** start of PROVIDED MATERIAL **

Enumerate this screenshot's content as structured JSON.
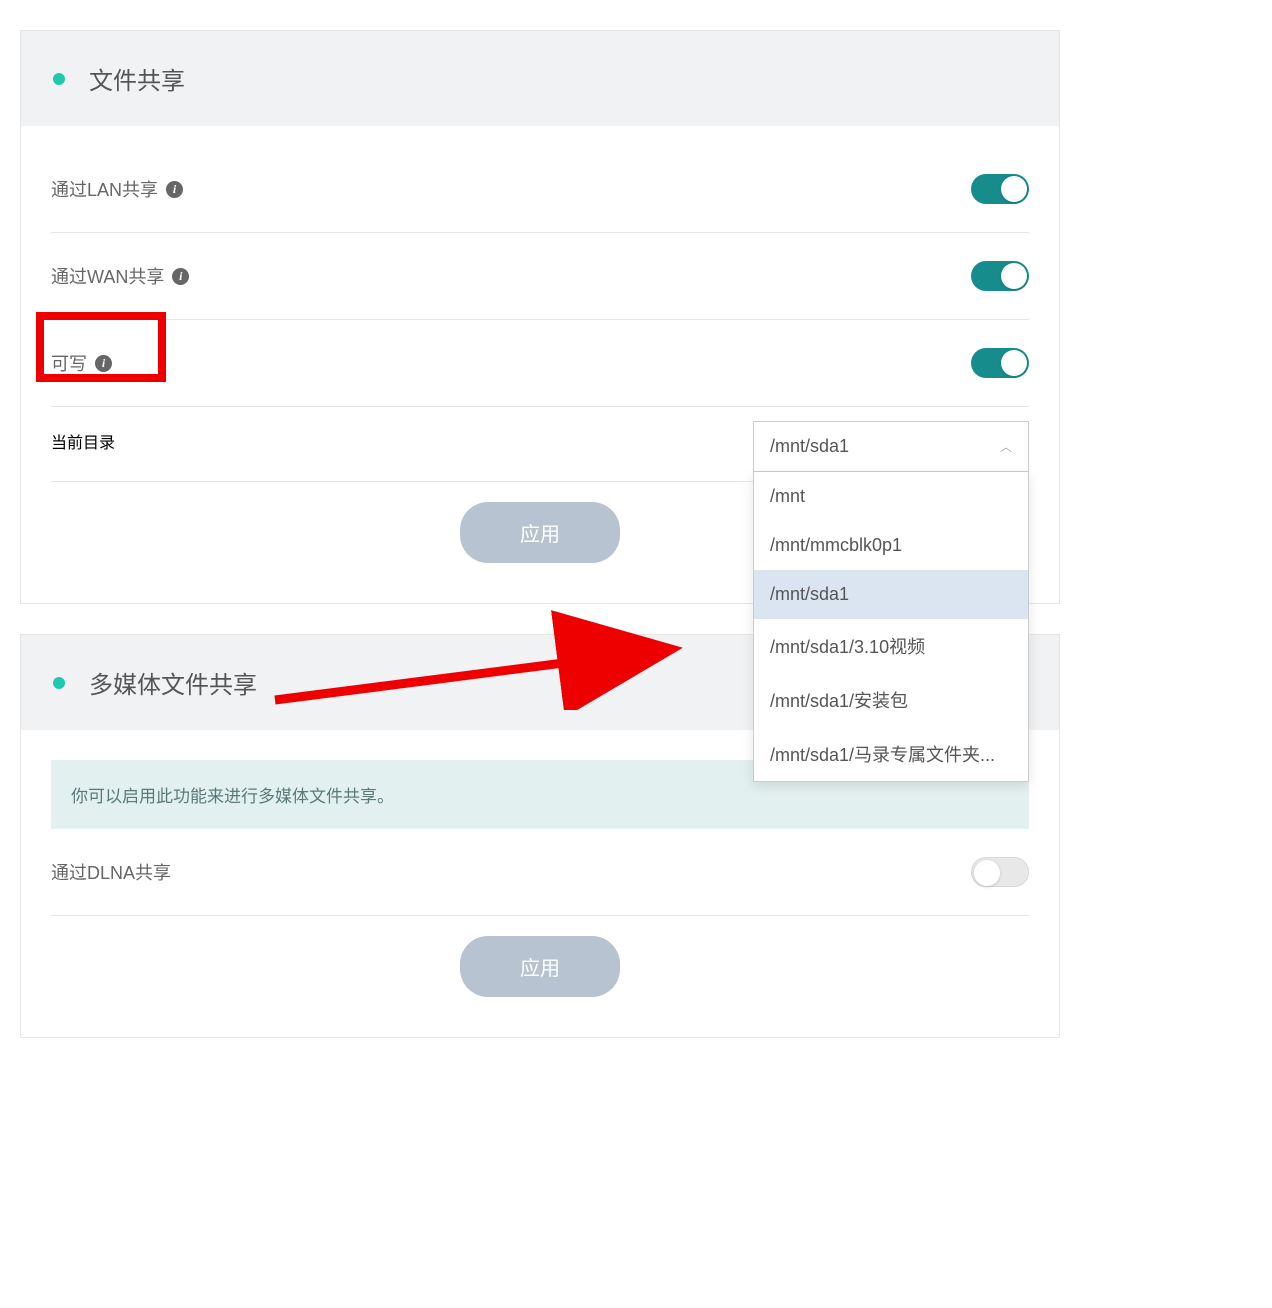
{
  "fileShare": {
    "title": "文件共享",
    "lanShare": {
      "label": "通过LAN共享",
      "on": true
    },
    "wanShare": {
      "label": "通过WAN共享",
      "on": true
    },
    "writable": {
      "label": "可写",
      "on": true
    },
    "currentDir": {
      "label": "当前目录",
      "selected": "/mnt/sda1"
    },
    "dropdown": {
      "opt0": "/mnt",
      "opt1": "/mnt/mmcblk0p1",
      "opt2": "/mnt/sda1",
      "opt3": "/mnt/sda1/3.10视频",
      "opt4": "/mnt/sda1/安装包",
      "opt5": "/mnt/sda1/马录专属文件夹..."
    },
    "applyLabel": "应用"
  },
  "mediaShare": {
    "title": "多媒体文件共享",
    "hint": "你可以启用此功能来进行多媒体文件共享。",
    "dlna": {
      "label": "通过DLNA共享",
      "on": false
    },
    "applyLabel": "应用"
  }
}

** end of PROVIDED MATERIAL **
** start of PROVIDED MATERIAL **

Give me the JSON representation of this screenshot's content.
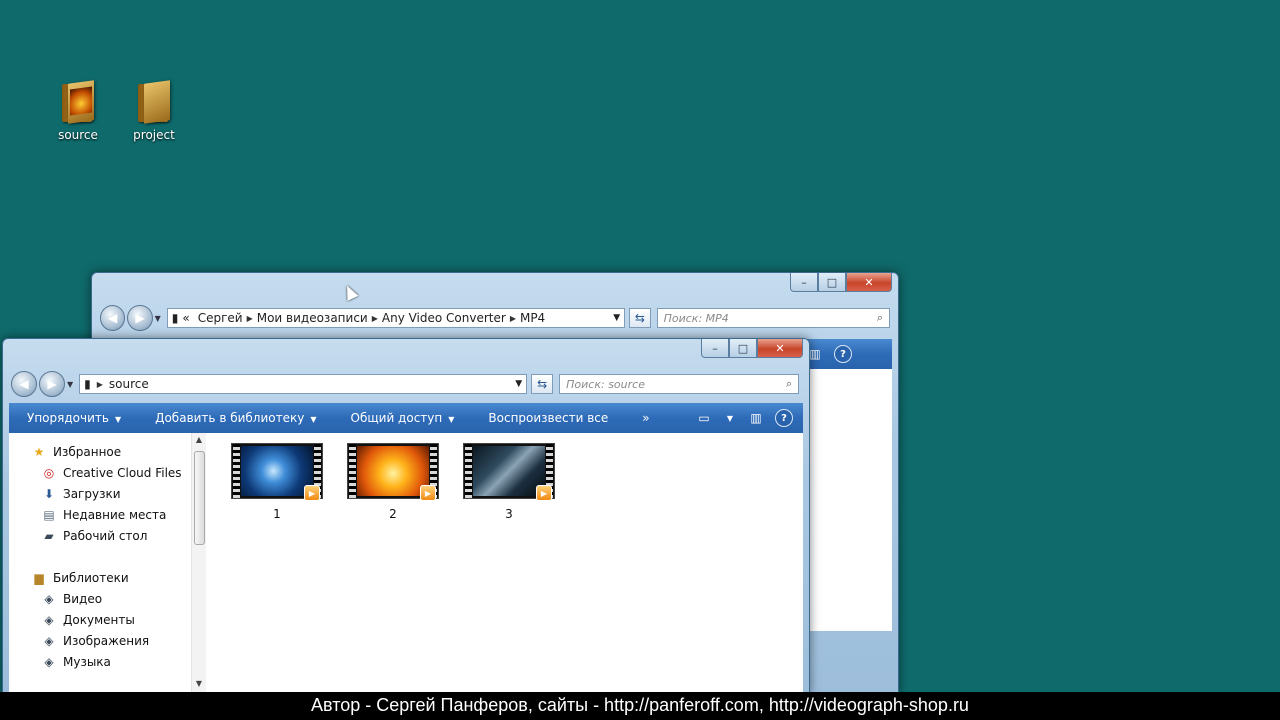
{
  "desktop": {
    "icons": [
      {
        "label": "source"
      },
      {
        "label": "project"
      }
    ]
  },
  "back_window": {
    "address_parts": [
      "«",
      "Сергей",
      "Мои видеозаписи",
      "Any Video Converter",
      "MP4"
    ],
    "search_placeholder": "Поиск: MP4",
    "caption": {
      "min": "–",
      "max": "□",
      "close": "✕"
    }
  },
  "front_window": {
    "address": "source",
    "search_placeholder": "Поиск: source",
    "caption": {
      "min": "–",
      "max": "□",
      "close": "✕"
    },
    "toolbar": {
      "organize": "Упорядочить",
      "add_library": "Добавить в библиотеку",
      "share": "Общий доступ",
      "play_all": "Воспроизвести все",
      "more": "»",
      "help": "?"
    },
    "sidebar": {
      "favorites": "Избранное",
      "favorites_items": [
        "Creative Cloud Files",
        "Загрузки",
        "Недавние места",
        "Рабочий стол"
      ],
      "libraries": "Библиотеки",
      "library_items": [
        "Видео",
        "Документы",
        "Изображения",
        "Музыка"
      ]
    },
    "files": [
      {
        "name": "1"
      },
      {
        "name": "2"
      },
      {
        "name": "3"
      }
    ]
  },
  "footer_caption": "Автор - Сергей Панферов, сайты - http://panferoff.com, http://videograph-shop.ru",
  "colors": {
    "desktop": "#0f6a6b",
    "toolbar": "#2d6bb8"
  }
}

** end of PROVIDED MATERIAL **

- TASK OBJECTIVE:
Using the records above, select and copy every line that has the word "Поиск".

- THE ANSWER:
    "search_placeholder": "Поиск: MP4",
    "search_placeholder": "Поиск: source",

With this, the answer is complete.